▸ THE REQUEST:
Below is a block of records; reproduce all of them exactly and leave out any pictures.

[Chart and figure data]
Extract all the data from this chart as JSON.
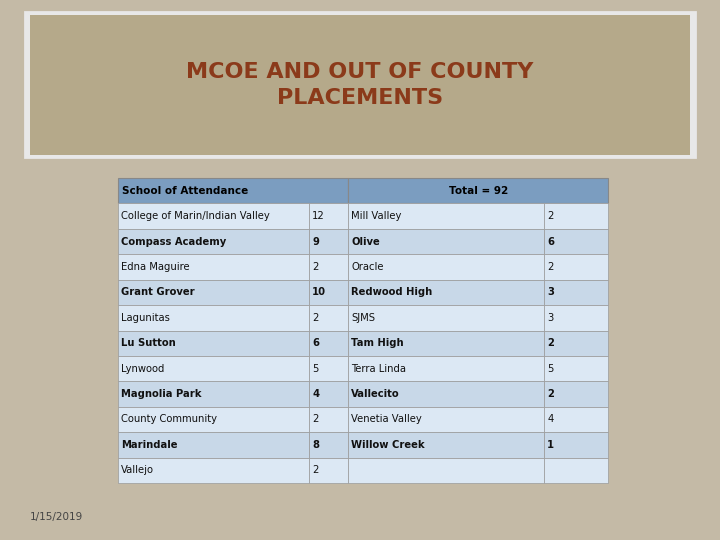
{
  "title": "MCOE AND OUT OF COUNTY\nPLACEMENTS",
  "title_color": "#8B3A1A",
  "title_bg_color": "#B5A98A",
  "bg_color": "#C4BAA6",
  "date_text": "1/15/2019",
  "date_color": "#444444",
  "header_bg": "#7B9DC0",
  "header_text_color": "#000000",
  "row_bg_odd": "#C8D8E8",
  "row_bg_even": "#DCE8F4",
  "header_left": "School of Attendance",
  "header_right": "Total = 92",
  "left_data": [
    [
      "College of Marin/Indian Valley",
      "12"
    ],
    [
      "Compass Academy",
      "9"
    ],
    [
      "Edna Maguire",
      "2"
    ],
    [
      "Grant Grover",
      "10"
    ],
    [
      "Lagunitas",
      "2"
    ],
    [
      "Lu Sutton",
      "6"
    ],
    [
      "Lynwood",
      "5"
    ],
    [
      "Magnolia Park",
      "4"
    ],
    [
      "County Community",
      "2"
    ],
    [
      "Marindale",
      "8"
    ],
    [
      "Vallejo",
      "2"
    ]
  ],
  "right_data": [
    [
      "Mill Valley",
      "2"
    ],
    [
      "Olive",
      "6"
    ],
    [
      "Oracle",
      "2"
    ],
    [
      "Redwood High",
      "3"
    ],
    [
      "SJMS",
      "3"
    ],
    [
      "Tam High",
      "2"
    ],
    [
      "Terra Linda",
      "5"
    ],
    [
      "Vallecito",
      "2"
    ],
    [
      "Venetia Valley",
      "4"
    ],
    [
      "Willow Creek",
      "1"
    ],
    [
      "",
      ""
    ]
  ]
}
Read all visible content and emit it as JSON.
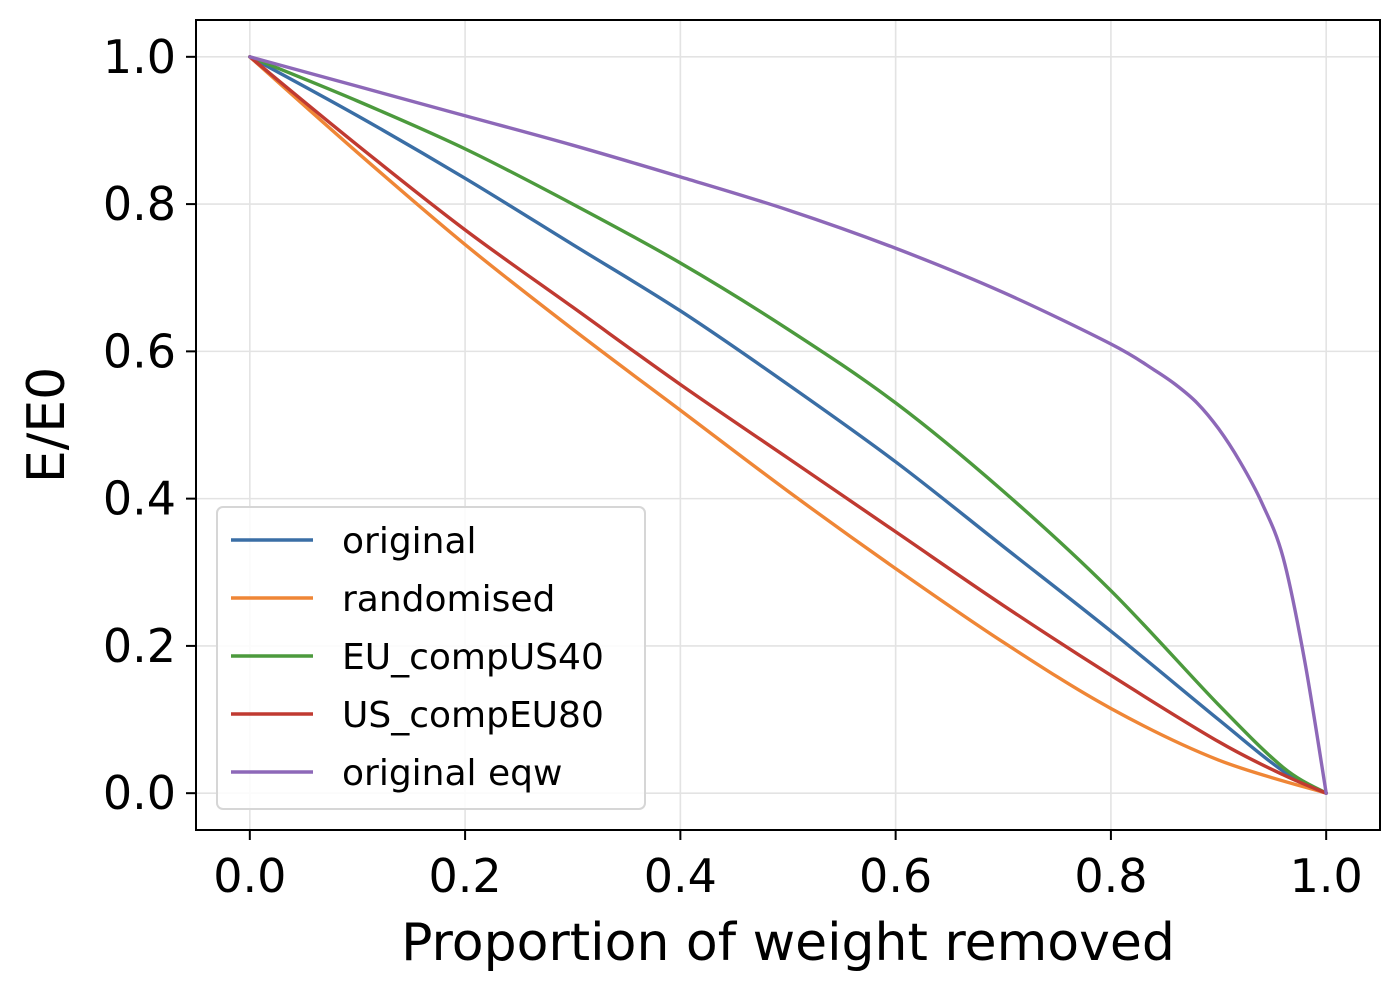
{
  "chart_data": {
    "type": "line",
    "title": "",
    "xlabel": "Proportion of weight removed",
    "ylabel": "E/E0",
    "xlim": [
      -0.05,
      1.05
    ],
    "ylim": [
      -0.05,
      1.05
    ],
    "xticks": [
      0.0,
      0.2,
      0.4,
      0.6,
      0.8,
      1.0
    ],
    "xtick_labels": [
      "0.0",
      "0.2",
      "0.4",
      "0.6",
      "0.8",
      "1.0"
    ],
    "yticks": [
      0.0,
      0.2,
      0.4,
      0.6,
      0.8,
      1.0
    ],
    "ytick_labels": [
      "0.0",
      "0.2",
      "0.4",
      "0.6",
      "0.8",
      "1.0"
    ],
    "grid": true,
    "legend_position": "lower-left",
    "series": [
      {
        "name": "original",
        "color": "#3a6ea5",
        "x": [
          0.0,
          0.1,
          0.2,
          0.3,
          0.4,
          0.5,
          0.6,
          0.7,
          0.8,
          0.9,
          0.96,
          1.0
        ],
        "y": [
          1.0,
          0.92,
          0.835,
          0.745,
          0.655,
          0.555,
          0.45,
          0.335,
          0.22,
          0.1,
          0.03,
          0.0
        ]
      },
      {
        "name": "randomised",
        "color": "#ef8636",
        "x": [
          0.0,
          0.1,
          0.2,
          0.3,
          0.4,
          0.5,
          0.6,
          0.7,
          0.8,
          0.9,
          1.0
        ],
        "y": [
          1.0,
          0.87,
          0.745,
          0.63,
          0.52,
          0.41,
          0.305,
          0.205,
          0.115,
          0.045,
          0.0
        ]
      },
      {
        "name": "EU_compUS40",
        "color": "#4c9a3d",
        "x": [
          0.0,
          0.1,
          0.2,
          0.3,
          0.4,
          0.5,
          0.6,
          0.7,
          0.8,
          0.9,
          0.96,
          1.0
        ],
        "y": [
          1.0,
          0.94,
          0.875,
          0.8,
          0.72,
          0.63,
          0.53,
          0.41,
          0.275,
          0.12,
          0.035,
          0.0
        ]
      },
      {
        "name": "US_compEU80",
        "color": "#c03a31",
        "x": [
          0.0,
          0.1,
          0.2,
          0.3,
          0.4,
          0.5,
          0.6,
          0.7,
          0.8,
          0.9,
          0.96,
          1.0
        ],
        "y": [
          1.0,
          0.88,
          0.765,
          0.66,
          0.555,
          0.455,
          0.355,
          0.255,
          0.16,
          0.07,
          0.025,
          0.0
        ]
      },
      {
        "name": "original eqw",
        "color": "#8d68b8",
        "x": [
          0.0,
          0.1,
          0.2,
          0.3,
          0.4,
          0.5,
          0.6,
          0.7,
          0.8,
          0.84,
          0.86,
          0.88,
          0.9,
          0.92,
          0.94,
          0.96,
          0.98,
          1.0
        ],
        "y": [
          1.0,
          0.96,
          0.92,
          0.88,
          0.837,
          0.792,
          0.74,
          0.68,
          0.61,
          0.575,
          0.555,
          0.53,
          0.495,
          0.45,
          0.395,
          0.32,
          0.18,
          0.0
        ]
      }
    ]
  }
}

▸ COMPLETE RESPONSE:
Extract all the data from this chart as JSON.
{
  "title": "MCOE AND OUT OF COUNTY\nPLACEMENTS",
  "title_color": "#8B3A1A",
  "title_bg_color": "#B5A98A",
  "bg_color": "#C4BAA6",
  "date_text": "1/15/2019",
  "date_color": "#444444",
  "header_bg": "#7B9DC0",
  "header_text_color": "#000000",
  "row_bg_odd": "#C8D8E8",
  "row_bg_even": "#DCE8F4",
  "header_left": "School of Attendance",
  "header_right": "Total = 92",
  "left_data": [
    [
      "College of Marin/Indian Valley",
      "12"
    ],
    [
      "Compass Academy",
      "9"
    ],
    [
      "Edna Maguire",
      "2"
    ],
    [
      "Grant Grover",
      "10"
    ],
    [
      "Lagunitas",
      "2"
    ],
    [
      "Lu Sutton",
      "6"
    ],
    [
      "Lynwood",
      "5"
    ],
    [
      "Magnolia Park",
      "4"
    ],
    [
      "County Community",
      "2"
    ],
    [
      "Marindale",
      "8"
    ],
    [
      "Vallejo",
      "2"
    ]
  ],
  "right_data": [
    [
      "Mill Valley",
      "2"
    ],
    [
      "Olive",
      "6"
    ],
    [
      "Oracle",
      "2"
    ],
    [
      "Redwood High",
      "3"
    ],
    [
      "SJMS",
      "3"
    ],
    [
      "Tam High",
      "2"
    ],
    [
      "Terra Linda",
      "5"
    ],
    [
      "Vallecito",
      "2"
    ],
    [
      "Venetia Valley",
      "4"
    ],
    [
      "Willow Creek",
      "1"
    ],
    [
      "",
      ""
    ]
  ]
}
Read all visible content and emit it as JSON.
{
  "chart_data": {
    "type": "line",
    "title": "",
    "xlabel": "Proportion of weight removed",
    "ylabel": "E/E0",
    "xlim": [
      -0.05,
      1.05
    ],
    "ylim": [
      -0.05,
      1.05
    ],
    "xticks": [
      0.0,
      0.2,
      0.4,
      0.6,
      0.8,
      1.0
    ],
    "xtick_labels": [
      "0.0",
      "0.2",
      "0.4",
      "0.6",
      "0.8",
      "1.0"
    ],
    "yticks": [
      0.0,
      0.2,
      0.4,
      0.6,
      0.8,
      1.0
    ],
    "ytick_labels": [
      "0.0",
      "0.2",
      "0.4",
      "0.6",
      "0.8",
      "1.0"
    ],
    "grid": true,
    "legend_position": "lower-left",
    "series": [
      {
        "name": "original",
        "color": "#3a6ea5",
        "x": [
          0.0,
          0.1,
          0.2,
          0.3,
          0.4,
          0.5,
          0.6,
          0.7,
          0.8,
          0.9,
          0.96,
          1.0
        ],
        "y": [
          1.0,
          0.92,
          0.835,
          0.745,
          0.655,
          0.555,
          0.45,
          0.335,
          0.22,
          0.1,
          0.03,
          0.0
        ]
      },
      {
        "name": "randomised",
        "color": "#ef8636",
        "x": [
          0.0,
          0.1,
          0.2,
          0.3,
          0.4,
          0.5,
          0.6,
          0.7,
          0.8,
          0.9,
          1.0
        ],
        "y": [
          1.0,
          0.87,
          0.745,
          0.63,
          0.52,
          0.41,
          0.305,
          0.205,
          0.115,
          0.045,
          0.0
        ]
      },
      {
        "name": "EU_compUS40",
        "color": "#4c9a3d",
        "x": [
          0.0,
          0.1,
          0.2,
          0.3,
          0.4,
          0.5,
          0.6,
          0.7,
          0.8,
          0.9,
          0.96,
          1.0
        ],
        "y": [
          1.0,
          0.94,
          0.875,
          0.8,
          0.72,
          0.63,
          0.53,
          0.41,
          0.275,
          0.12,
          0.035,
          0.0
        ]
      },
      {
        "name": "US_compEU80",
        "color": "#c03a31",
        "x": [
          0.0,
          0.1,
          0.2,
          0.3,
          0.4,
          0.5,
          0.6,
          0.7,
          0.8,
          0.9,
          0.96,
          1.0
        ],
        "y": [
          1.0,
          0.88,
          0.765,
          0.66,
          0.555,
          0.455,
          0.355,
          0.255,
          0.16,
          0.07,
          0.025,
          0.0
        ]
      },
      {
        "name": "original eqw",
        "color": "#8d68b8",
        "x": [
          0.0,
          0.1,
          0.2,
          0.3,
          0.4,
          0.5,
          0.6,
          0.7,
          0.8,
          0.84,
          0.86,
          0.88,
          0.9,
          0.92,
          0.94,
          0.96,
          0.98,
          1.0
        ],
        "y": [
          1.0,
          0.96,
          0.92,
          0.88,
          0.837,
          0.792,
          0.74,
          0.68,
          0.61,
          0.575,
          0.555,
          0.53,
          0.495,
          0.45,
          0.395,
          0.32,
          0.18,
          0.0
        ]
      }
    ]
  }
}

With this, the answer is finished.